[Dataset items]

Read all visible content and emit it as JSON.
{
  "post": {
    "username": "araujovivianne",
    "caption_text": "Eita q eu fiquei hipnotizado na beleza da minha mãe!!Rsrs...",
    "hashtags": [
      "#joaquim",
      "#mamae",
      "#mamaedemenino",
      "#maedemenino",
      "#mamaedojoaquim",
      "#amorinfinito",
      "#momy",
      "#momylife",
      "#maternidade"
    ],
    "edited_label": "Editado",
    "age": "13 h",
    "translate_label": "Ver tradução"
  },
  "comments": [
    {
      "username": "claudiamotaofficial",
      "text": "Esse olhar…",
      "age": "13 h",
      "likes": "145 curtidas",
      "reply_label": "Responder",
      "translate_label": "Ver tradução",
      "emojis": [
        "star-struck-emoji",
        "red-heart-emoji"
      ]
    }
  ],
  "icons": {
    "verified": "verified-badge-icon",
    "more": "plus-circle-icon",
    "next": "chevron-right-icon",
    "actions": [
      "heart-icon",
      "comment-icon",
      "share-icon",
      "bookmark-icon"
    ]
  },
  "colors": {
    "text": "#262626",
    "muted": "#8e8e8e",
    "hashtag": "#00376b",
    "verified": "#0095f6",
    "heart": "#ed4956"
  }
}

--

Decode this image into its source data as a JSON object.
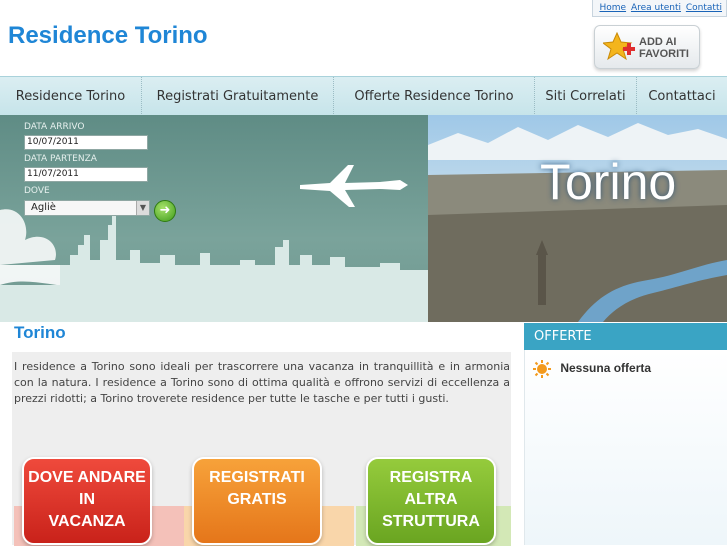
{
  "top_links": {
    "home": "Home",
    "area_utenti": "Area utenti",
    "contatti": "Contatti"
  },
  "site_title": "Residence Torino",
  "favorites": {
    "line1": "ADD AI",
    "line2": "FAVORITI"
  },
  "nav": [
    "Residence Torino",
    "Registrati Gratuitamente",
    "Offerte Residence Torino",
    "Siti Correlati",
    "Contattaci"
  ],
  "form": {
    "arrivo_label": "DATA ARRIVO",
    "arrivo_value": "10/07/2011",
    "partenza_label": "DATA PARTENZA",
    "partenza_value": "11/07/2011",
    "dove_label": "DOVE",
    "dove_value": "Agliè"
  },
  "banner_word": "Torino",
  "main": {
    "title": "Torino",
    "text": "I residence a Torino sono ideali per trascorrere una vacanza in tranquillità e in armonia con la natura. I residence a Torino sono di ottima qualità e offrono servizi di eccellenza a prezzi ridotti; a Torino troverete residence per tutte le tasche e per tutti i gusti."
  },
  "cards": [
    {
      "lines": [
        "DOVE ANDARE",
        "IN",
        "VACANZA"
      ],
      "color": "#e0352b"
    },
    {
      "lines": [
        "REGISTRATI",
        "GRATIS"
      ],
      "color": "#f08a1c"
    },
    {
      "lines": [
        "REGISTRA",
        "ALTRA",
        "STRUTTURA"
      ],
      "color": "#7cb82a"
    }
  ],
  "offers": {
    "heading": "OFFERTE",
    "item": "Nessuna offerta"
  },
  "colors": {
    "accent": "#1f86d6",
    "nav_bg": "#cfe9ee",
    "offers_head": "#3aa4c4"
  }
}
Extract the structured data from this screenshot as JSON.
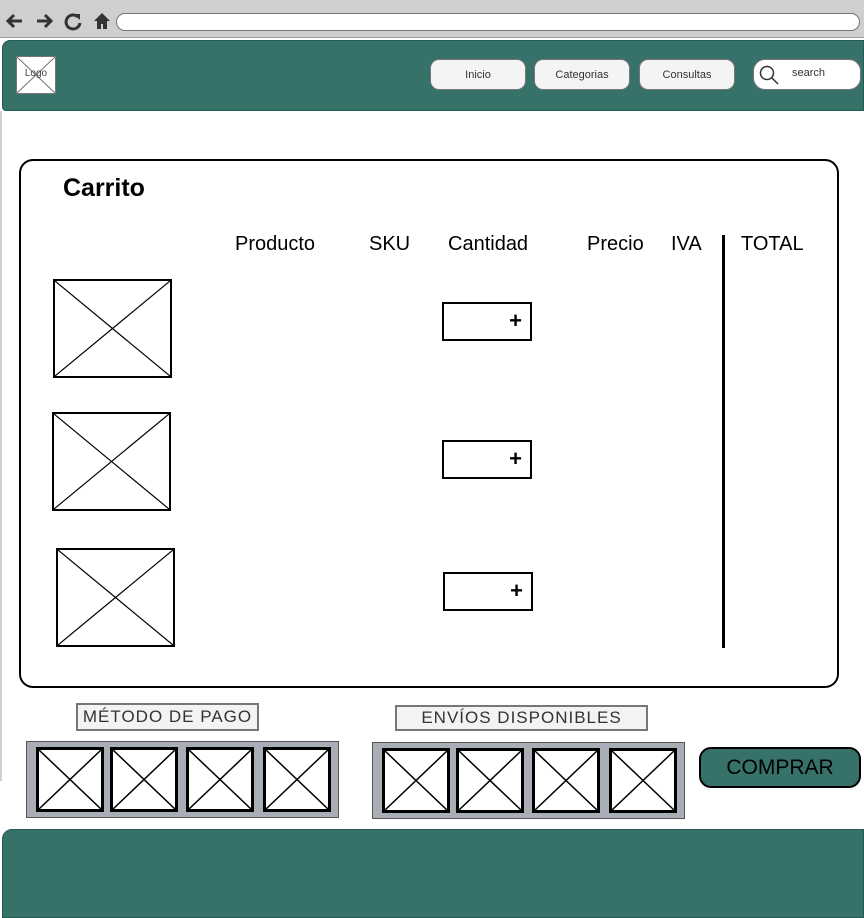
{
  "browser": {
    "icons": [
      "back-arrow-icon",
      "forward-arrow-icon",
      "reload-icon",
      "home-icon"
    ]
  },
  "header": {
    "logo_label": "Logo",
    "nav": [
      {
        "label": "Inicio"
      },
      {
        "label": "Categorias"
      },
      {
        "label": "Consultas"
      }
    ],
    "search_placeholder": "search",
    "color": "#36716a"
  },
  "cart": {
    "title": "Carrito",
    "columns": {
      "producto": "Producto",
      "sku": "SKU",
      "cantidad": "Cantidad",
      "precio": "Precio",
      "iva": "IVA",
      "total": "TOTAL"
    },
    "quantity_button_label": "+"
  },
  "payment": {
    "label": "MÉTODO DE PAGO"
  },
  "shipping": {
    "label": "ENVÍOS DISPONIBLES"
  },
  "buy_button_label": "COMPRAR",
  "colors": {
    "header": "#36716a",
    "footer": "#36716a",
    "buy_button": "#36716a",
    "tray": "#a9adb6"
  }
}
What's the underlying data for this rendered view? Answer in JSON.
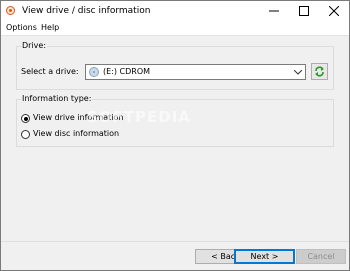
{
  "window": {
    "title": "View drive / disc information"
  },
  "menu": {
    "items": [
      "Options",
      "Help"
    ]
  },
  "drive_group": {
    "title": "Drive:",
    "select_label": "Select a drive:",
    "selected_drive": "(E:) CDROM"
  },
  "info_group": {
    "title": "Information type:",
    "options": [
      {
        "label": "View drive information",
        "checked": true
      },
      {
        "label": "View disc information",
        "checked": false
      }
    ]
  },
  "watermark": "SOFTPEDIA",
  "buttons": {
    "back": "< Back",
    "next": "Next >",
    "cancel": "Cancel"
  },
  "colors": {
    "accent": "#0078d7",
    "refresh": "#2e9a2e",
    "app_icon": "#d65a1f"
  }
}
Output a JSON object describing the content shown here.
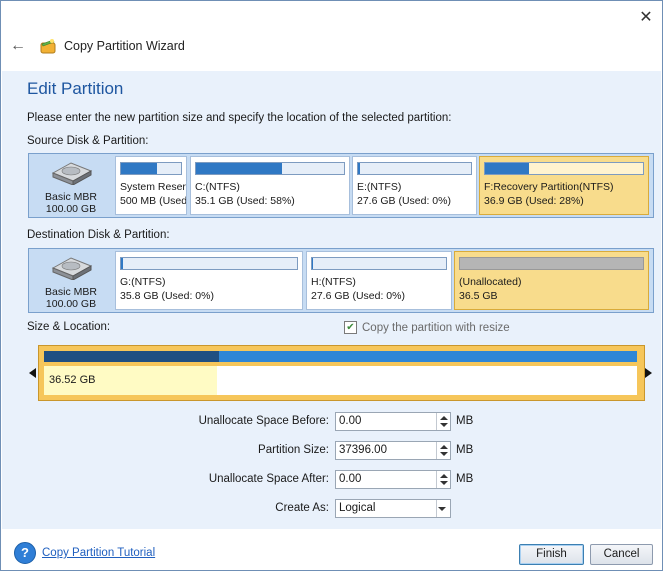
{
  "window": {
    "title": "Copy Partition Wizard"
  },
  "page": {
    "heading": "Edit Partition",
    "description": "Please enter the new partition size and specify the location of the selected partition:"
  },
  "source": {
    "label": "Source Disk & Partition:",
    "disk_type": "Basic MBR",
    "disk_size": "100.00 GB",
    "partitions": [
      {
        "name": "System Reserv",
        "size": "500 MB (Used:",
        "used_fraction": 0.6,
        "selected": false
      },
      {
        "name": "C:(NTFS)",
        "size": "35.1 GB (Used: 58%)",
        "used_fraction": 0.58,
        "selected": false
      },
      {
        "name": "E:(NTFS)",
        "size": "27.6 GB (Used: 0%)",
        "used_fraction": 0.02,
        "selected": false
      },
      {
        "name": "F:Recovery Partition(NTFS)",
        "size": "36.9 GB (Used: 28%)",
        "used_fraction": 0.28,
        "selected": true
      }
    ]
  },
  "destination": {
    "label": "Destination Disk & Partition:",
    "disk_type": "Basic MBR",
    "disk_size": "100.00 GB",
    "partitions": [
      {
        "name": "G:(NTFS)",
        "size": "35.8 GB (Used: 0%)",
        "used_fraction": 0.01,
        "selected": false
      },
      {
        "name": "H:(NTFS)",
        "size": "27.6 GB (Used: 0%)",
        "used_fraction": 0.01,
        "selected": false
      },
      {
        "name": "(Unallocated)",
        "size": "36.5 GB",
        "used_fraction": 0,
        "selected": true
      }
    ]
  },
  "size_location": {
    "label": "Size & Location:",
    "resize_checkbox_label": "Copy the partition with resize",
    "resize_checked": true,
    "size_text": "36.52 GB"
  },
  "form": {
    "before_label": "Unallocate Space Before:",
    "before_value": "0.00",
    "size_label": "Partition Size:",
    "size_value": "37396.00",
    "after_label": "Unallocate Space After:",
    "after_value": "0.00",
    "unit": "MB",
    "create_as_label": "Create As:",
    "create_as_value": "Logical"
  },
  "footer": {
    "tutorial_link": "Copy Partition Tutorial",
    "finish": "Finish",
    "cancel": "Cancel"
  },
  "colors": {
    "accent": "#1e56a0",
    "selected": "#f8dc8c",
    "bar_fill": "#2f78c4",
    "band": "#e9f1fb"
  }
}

==

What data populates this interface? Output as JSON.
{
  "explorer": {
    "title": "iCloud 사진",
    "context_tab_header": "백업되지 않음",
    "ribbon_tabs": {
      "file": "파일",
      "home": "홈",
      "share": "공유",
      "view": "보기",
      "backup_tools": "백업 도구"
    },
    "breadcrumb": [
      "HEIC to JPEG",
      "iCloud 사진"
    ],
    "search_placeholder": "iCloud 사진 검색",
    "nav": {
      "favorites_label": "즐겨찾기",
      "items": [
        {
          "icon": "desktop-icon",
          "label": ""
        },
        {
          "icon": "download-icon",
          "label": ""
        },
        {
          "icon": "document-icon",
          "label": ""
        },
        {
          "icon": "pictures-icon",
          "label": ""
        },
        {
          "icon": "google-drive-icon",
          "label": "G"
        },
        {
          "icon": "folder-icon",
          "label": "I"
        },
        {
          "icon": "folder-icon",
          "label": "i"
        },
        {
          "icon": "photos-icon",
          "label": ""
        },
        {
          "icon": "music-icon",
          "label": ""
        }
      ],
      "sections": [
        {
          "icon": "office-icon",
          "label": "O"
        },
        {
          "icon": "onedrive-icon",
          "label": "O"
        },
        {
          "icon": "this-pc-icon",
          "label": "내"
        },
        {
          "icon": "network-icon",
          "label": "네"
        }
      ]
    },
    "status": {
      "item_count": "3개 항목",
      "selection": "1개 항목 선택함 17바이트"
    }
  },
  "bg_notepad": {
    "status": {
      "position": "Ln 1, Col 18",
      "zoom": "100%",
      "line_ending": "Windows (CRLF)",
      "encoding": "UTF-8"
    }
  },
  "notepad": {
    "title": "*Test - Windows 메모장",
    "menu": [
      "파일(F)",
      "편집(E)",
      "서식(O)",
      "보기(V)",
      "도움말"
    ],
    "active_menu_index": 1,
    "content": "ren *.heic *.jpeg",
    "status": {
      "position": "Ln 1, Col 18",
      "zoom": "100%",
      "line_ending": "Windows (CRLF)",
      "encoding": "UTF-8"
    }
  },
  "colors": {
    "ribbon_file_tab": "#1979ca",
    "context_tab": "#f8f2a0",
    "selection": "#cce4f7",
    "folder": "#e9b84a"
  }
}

# Written exercise
Return a copy of every line that includes the word "tradução".

# Task response
    "translate_label": "Ver tradução"
      "translate_label": "Ver tradução",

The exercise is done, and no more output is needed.